> **Instructions for the task**
Where the string "JSON" occurs in the material below, report the whole line.

> **Exercise input**

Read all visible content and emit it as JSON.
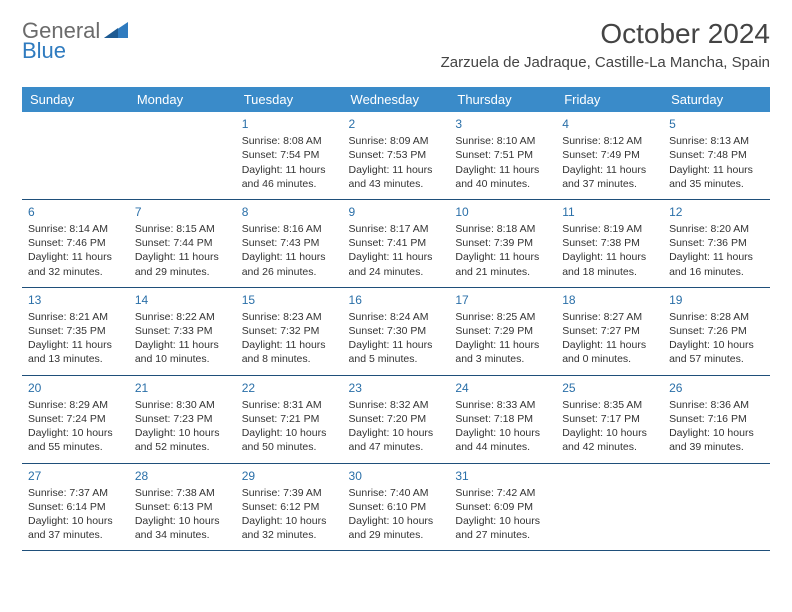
{
  "logo": {
    "text1": "General",
    "text2": "Blue",
    "triangle_color": "#2f7bbf",
    "text1_color": "#6b6b6b"
  },
  "header": {
    "month_title": "October 2024",
    "location": "Zarzuela de Jadraque, Castille-La Mancha, Spain"
  },
  "colors": {
    "header_bg": "#3a8bc9",
    "header_text": "#ffffff",
    "row_border": "#1f4f7a",
    "daynum_color": "#2a6fa8",
    "body_text": "#333333",
    "page_bg": "#ffffff"
  },
  "day_headers": [
    "Sunday",
    "Monday",
    "Tuesday",
    "Wednesday",
    "Thursday",
    "Friday",
    "Saturday"
  ],
  "weeks": [
    [
      null,
      null,
      {
        "n": "1",
        "sr": "Sunrise: 8:08 AM",
        "ss": "Sunset: 7:54 PM",
        "d1": "Daylight: 11 hours",
        "d2": "and 46 minutes."
      },
      {
        "n": "2",
        "sr": "Sunrise: 8:09 AM",
        "ss": "Sunset: 7:53 PM",
        "d1": "Daylight: 11 hours",
        "d2": "and 43 minutes."
      },
      {
        "n": "3",
        "sr": "Sunrise: 8:10 AM",
        "ss": "Sunset: 7:51 PM",
        "d1": "Daylight: 11 hours",
        "d2": "and 40 minutes."
      },
      {
        "n": "4",
        "sr": "Sunrise: 8:12 AM",
        "ss": "Sunset: 7:49 PM",
        "d1": "Daylight: 11 hours",
        "d2": "and 37 minutes."
      },
      {
        "n": "5",
        "sr": "Sunrise: 8:13 AM",
        "ss": "Sunset: 7:48 PM",
        "d1": "Daylight: 11 hours",
        "d2": "and 35 minutes."
      }
    ],
    [
      {
        "n": "6",
        "sr": "Sunrise: 8:14 AM",
        "ss": "Sunset: 7:46 PM",
        "d1": "Daylight: 11 hours",
        "d2": "and 32 minutes."
      },
      {
        "n": "7",
        "sr": "Sunrise: 8:15 AM",
        "ss": "Sunset: 7:44 PM",
        "d1": "Daylight: 11 hours",
        "d2": "and 29 minutes."
      },
      {
        "n": "8",
        "sr": "Sunrise: 8:16 AM",
        "ss": "Sunset: 7:43 PM",
        "d1": "Daylight: 11 hours",
        "d2": "and 26 minutes."
      },
      {
        "n": "9",
        "sr": "Sunrise: 8:17 AM",
        "ss": "Sunset: 7:41 PM",
        "d1": "Daylight: 11 hours",
        "d2": "and 24 minutes."
      },
      {
        "n": "10",
        "sr": "Sunrise: 8:18 AM",
        "ss": "Sunset: 7:39 PM",
        "d1": "Daylight: 11 hours",
        "d2": "and 21 minutes."
      },
      {
        "n": "11",
        "sr": "Sunrise: 8:19 AM",
        "ss": "Sunset: 7:38 PM",
        "d1": "Daylight: 11 hours",
        "d2": "and 18 minutes."
      },
      {
        "n": "12",
        "sr": "Sunrise: 8:20 AM",
        "ss": "Sunset: 7:36 PM",
        "d1": "Daylight: 11 hours",
        "d2": "and 16 minutes."
      }
    ],
    [
      {
        "n": "13",
        "sr": "Sunrise: 8:21 AM",
        "ss": "Sunset: 7:35 PM",
        "d1": "Daylight: 11 hours",
        "d2": "and 13 minutes."
      },
      {
        "n": "14",
        "sr": "Sunrise: 8:22 AM",
        "ss": "Sunset: 7:33 PM",
        "d1": "Daylight: 11 hours",
        "d2": "and 10 minutes."
      },
      {
        "n": "15",
        "sr": "Sunrise: 8:23 AM",
        "ss": "Sunset: 7:32 PM",
        "d1": "Daylight: 11 hours",
        "d2": "and 8 minutes."
      },
      {
        "n": "16",
        "sr": "Sunrise: 8:24 AM",
        "ss": "Sunset: 7:30 PM",
        "d1": "Daylight: 11 hours",
        "d2": "and 5 minutes."
      },
      {
        "n": "17",
        "sr": "Sunrise: 8:25 AM",
        "ss": "Sunset: 7:29 PM",
        "d1": "Daylight: 11 hours",
        "d2": "and 3 minutes."
      },
      {
        "n": "18",
        "sr": "Sunrise: 8:27 AM",
        "ss": "Sunset: 7:27 PM",
        "d1": "Daylight: 11 hours",
        "d2": "and 0 minutes."
      },
      {
        "n": "19",
        "sr": "Sunrise: 8:28 AM",
        "ss": "Sunset: 7:26 PM",
        "d1": "Daylight: 10 hours",
        "d2": "and 57 minutes."
      }
    ],
    [
      {
        "n": "20",
        "sr": "Sunrise: 8:29 AM",
        "ss": "Sunset: 7:24 PM",
        "d1": "Daylight: 10 hours",
        "d2": "and 55 minutes."
      },
      {
        "n": "21",
        "sr": "Sunrise: 8:30 AM",
        "ss": "Sunset: 7:23 PM",
        "d1": "Daylight: 10 hours",
        "d2": "and 52 minutes."
      },
      {
        "n": "22",
        "sr": "Sunrise: 8:31 AM",
        "ss": "Sunset: 7:21 PM",
        "d1": "Daylight: 10 hours",
        "d2": "and 50 minutes."
      },
      {
        "n": "23",
        "sr": "Sunrise: 8:32 AM",
        "ss": "Sunset: 7:20 PM",
        "d1": "Daylight: 10 hours",
        "d2": "and 47 minutes."
      },
      {
        "n": "24",
        "sr": "Sunrise: 8:33 AM",
        "ss": "Sunset: 7:18 PM",
        "d1": "Daylight: 10 hours",
        "d2": "and 44 minutes."
      },
      {
        "n": "25",
        "sr": "Sunrise: 8:35 AM",
        "ss": "Sunset: 7:17 PM",
        "d1": "Daylight: 10 hours",
        "d2": "and 42 minutes."
      },
      {
        "n": "26",
        "sr": "Sunrise: 8:36 AM",
        "ss": "Sunset: 7:16 PM",
        "d1": "Daylight: 10 hours",
        "d2": "and 39 minutes."
      }
    ],
    [
      {
        "n": "27",
        "sr": "Sunrise: 7:37 AM",
        "ss": "Sunset: 6:14 PM",
        "d1": "Daylight: 10 hours",
        "d2": "and 37 minutes."
      },
      {
        "n": "28",
        "sr": "Sunrise: 7:38 AM",
        "ss": "Sunset: 6:13 PM",
        "d1": "Daylight: 10 hours",
        "d2": "and 34 minutes."
      },
      {
        "n": "29",
        "sr": "Sunrise: 7:39 AM",
        "ss": "Sunset: 6:12 PM",
        "d1": "Daylight: 10 hours",
        "d2": "and 32 minutes."
      },
      {
        "n": "30",
        "sr": "Sunrise: 7:40 AM",
        "ss": "Sunset: 6:10 PM",
        "d1": "Daylight: 10 hours",
        "d2": "and 29 minutes."
      },
      {
        "n": "31",
        "sr": "Sunrise: 7:42 AM",
        "ss": "Sunset: 6:09 PM",
        "d1": "Daylight: 10 hours",
        "d2": "and 27 minutes."
      },
      null,
      null
    ]
  ]
}
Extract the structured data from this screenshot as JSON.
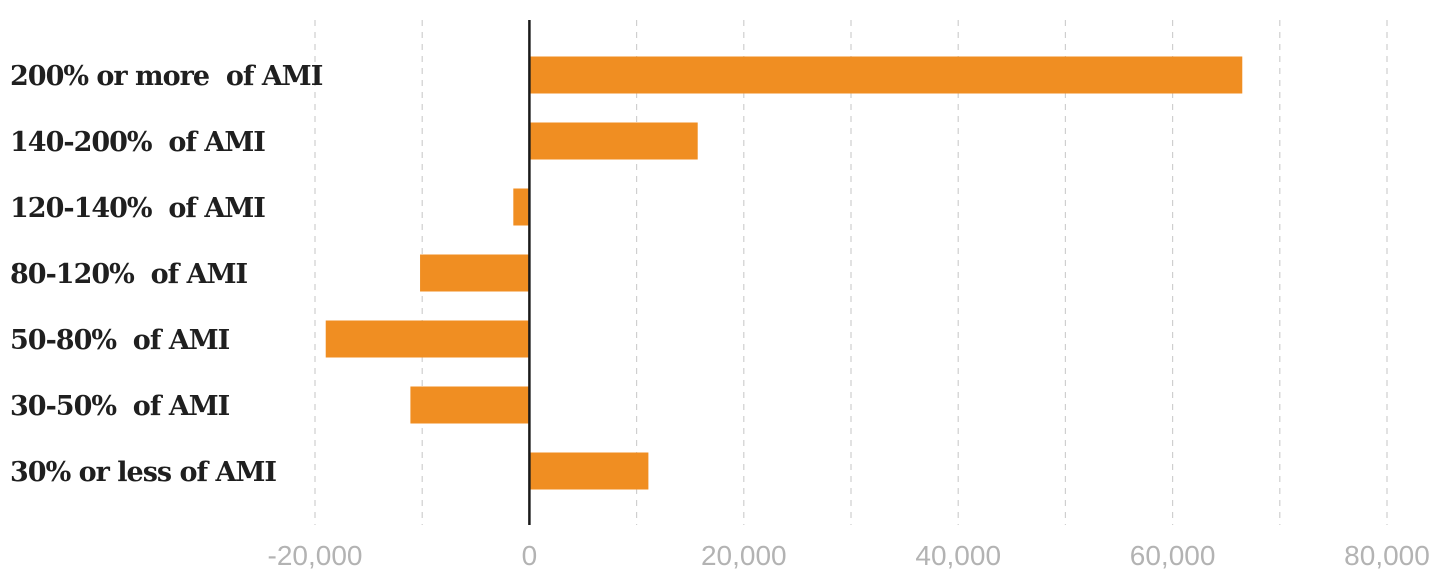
{
  "chart_data": {
    "type": "bar",
    "orientation": "horizontal",
    "categories": [
      "200% or more  of AMI",
      "140-200%  of AMI",
      "120-140%  of AMI",
      "80-120%  of AMI",
      "50-80%  of AMI",
      "30-50%  of AMI",
      "30% or less of AMI"
    ],
    "values": [
      66500,
      15700,
      -1500,
      -10200,
      -19000,
      -11100,
      11100
    ],
    "xlim": [
      -20000,
      80000
    ],
    "xticks": [
      -20000,
      0,
      20000,
      40000,
      60000,
      80000
    ],
    "xtick_labels": [
      "-20,000",
      "0",
      "20,000",
      "40,000",
      "60,000",
      "80,000"
    ],
    "minor_gridlines": [
      -10000,
      10000,
      30000,
      50000,
      70000
    ],
    "grid": true,
    "bar_color": "#F08E22",
    "zero_line_color": "#1a1a1a",
    "title": "",
    "xlabel": "",
    "ylabel": ""
  }
}
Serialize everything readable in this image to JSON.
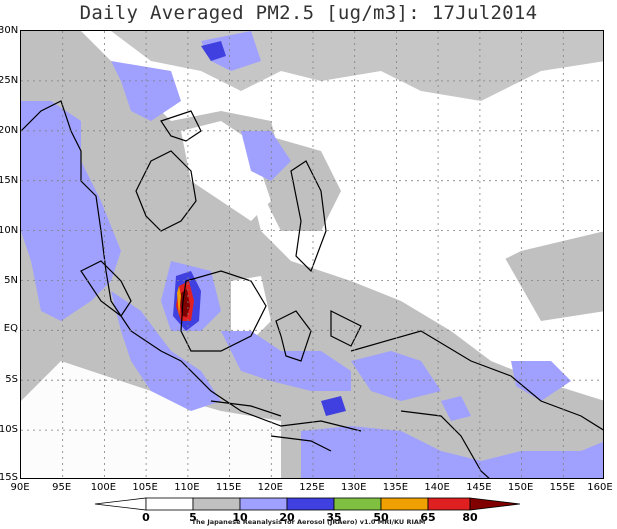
{
  "title": "Daily Averaged PM2.5 [ug/m3]: 17Jul2014",
  "map": {
    "lon_range": [
      90,
      160
    ],
    "lat_range": [
      -15,
      30
    ],
    "y_ticks": [
      "30N",
      "25N",
      "20N",
      "15N",
      "10N",
      "5N",
      "EQ",
      "5S",
      "10S",
      "15S"
    ],
    "x_ticks": [
      "90E",
      "95E",
      "100E",
      "105E",
      "110E",
      "115E",
      "120E",
      "125E",
      "130E",
      "135E",
      "140E",
      "145E",
      "150E",
      "155E",
      "160E"
    ],
    "grid": "dotted"
  },
  "colorbar": {
    "levels": [
      "0",
      "5",
      "10",
      "20",
      "35",
      "50",
      "65",
      "80"
    ],
    "colors": [
      "#ffffff",
      "#ffffff",
      "#c0c0c0",
      "#a0a0ff",
      "#4040e0",
      "#80c040",
      "#f0a000",
      "#e02020",
      "#800000"
    ]
  },
  "credit": "The Japanese Reanalysis for Aerosol (JRAero) v1.0 MRI/KU RIAM"
}
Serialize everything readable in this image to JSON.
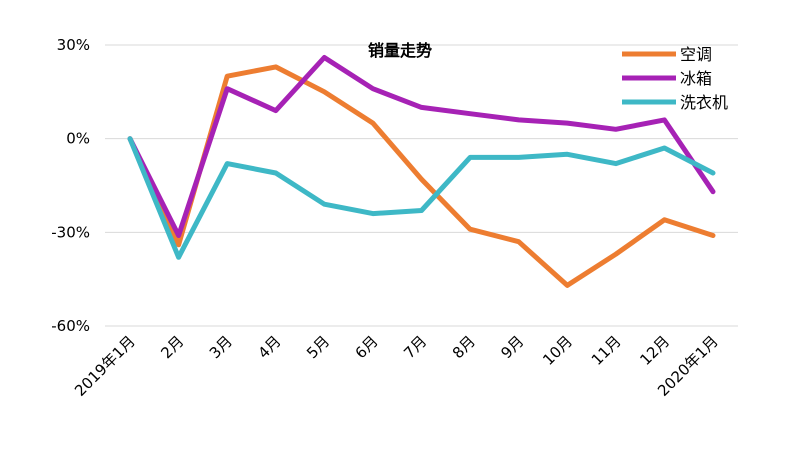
{
  "chart_data": {
    "type": "line",
    "title": "销量走势",
    "xlabel": "",
    "ylabel": "",
    "categories": [
      "2019年1月",
      "2月",
      "3月",
      "4月",
      "5月",
      "6月",
      "7月",
      "8月",
      "9月",
      "10月",
      "11月",
      "12月",
      "2020年1月"
    ],
    "yticks": [
      "30%",
      "0%",
      "-30%",
      "-60%"
    ],
    "ytick_values": [
      30,
      0,
      -30,
      -60
    ],
    "ylim": [
      -60,
      30
    ],
    "grid": true,
    "legend_position": "top-right",
    "series": [
      {
        "name": "空调",
        "color": "#ED7D31",
        "values": [
          0,
          -34,
          20,
          23,
          15,
          5,
          -13,
          -29,
          -33,
          -47,
          -37,
          -26,
          -31
        ]
      },
      {
        "name": "冰箱",
        "color": "#A622B5",
        "values": [
          0,
          -31,
          16,
          9,
          26,
          16,
          10,
          8,
          6,
          5,
          3,
          6,
          -17
        ]
      },
      {
        "name": "洗衣机",
        "color": "#3EB8C6",
        "values": [
          0,
          -38,
          -8,
          -11,
          -21,
          -24,
          -23,
          -6,
          -6,
          -5,
          -8,
          -3,
          -11
        ]
      }
    ]
  }
}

> **Answer for this exercise**
Read all visible content and emit it as JSON.
Extract the structured data from this screenshot as JSON.
Serialize everything readable in this image to JSON.
Serialize everything readable in this image to JSON.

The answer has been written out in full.